### Required task
Check the listing below for lines that hold "this". How many are there? Please give only the number.

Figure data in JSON
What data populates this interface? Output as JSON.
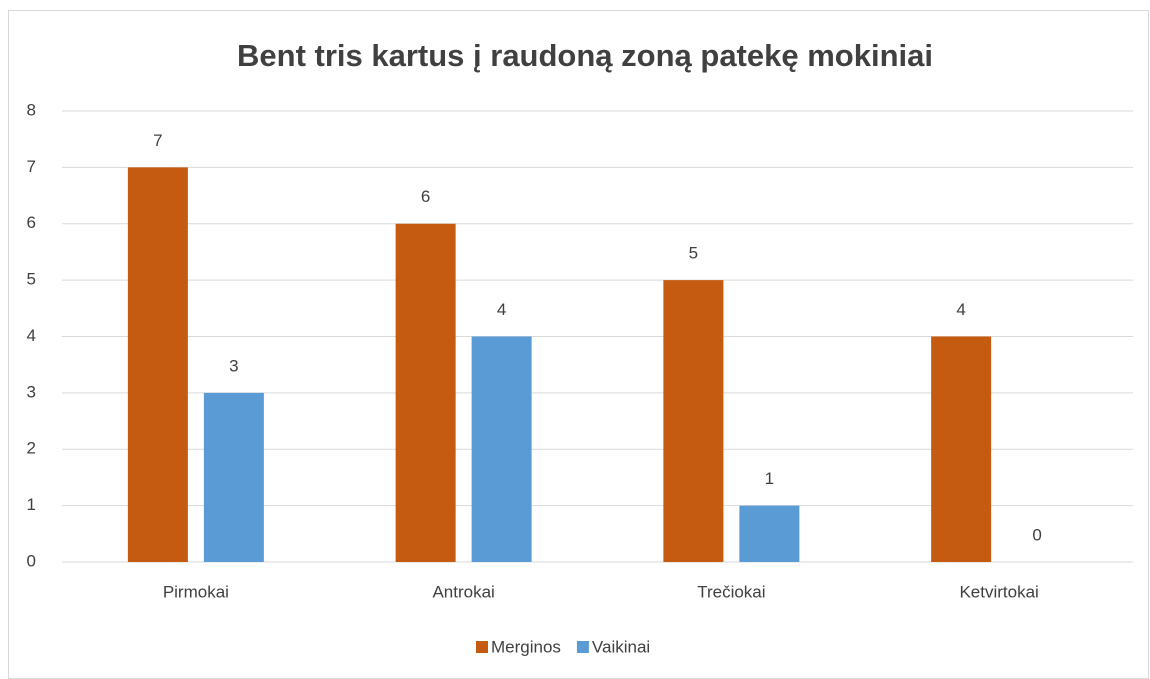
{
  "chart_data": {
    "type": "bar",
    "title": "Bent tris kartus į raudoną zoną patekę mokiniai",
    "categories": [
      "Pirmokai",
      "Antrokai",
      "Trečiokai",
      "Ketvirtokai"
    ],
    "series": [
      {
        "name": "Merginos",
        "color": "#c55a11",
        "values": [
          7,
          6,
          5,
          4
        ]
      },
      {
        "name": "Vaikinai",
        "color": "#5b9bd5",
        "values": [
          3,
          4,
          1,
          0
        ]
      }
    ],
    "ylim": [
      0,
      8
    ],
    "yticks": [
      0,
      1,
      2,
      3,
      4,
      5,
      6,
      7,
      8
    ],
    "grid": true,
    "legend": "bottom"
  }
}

--

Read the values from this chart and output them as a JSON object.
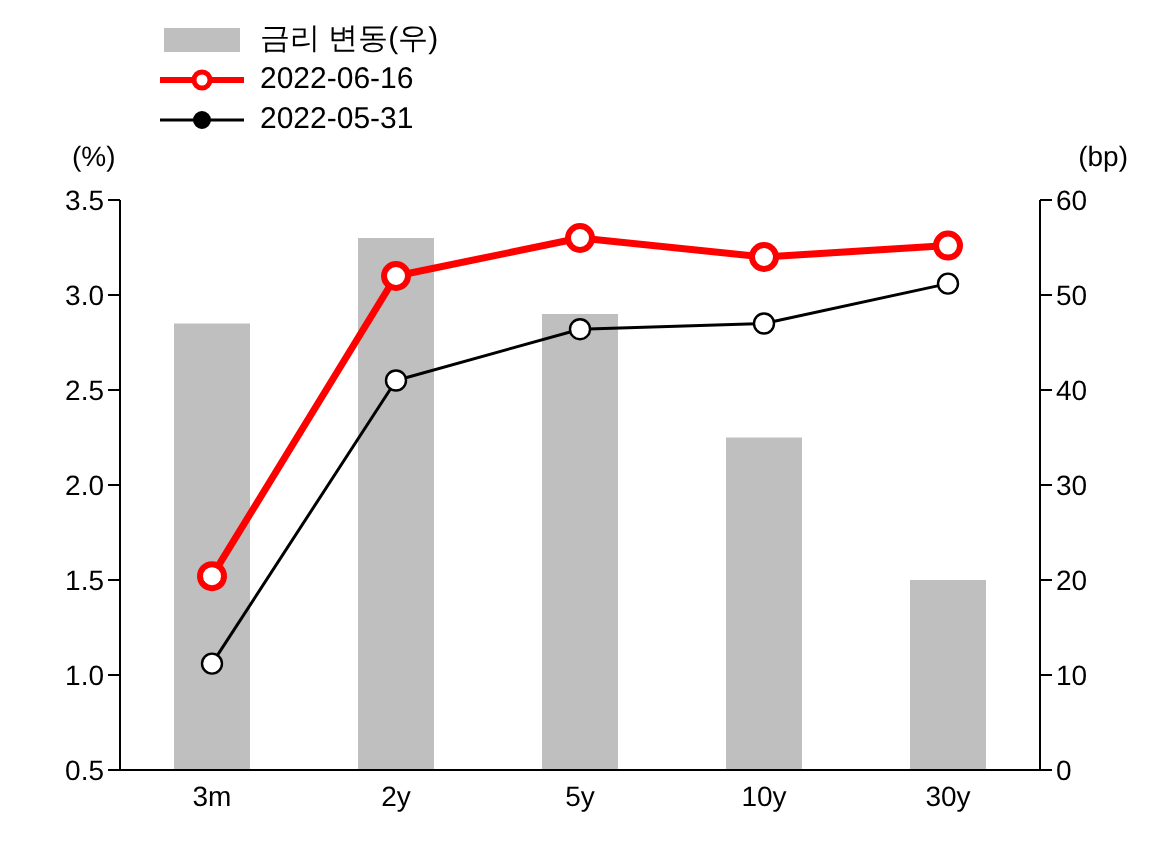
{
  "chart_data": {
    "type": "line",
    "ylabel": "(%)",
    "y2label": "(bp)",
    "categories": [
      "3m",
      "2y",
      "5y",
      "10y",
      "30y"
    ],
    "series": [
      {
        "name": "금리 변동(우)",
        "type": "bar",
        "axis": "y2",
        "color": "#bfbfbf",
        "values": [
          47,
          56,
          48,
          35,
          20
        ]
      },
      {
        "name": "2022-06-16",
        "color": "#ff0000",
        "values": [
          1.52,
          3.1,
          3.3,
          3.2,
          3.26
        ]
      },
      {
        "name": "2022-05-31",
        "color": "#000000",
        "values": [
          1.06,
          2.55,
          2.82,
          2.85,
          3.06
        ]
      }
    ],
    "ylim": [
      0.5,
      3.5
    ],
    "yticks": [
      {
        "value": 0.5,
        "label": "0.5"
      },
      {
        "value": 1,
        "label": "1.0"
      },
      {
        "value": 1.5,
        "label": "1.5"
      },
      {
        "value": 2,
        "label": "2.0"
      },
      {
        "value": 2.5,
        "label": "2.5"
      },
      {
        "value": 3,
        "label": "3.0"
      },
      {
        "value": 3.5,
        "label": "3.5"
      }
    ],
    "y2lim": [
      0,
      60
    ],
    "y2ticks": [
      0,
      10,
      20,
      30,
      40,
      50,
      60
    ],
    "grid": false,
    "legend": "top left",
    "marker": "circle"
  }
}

--

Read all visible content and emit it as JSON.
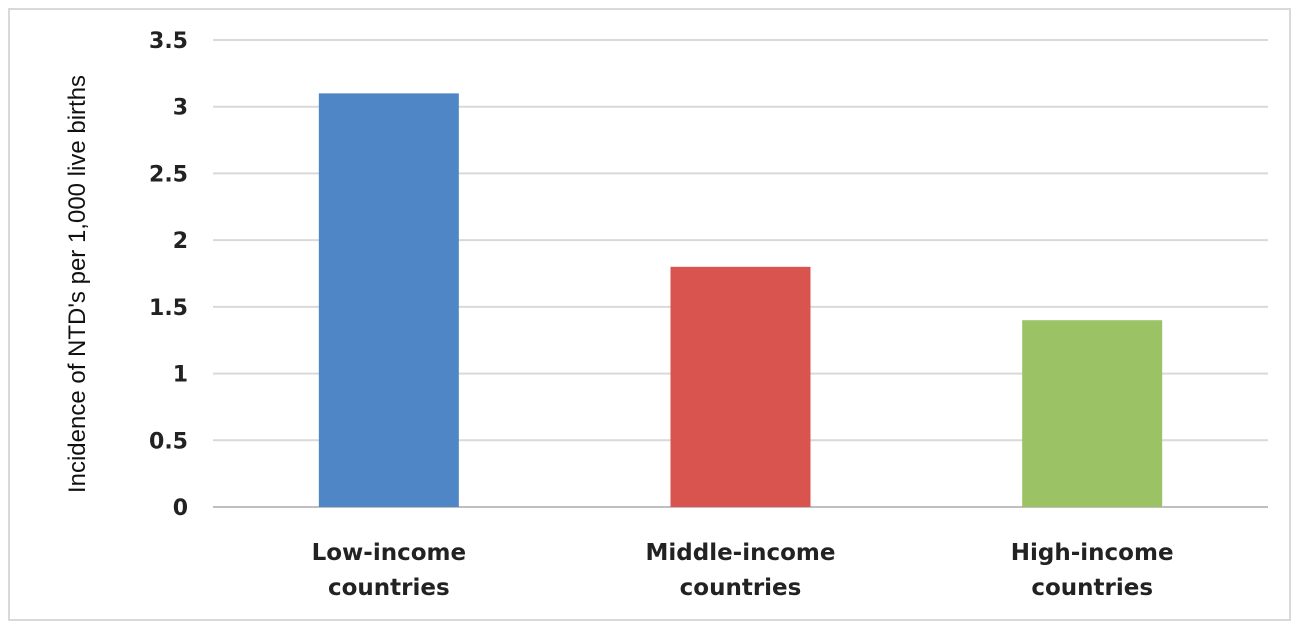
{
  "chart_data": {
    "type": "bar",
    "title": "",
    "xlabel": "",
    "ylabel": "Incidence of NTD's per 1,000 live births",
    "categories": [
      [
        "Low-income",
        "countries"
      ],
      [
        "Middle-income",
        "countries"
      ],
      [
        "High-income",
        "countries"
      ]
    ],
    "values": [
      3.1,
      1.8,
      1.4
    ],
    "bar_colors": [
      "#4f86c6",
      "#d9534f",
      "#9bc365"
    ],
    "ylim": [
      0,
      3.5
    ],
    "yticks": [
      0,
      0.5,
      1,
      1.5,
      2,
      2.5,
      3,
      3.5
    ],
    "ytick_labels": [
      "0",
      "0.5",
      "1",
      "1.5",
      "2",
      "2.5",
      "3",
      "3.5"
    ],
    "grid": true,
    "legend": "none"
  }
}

### Worked solution
2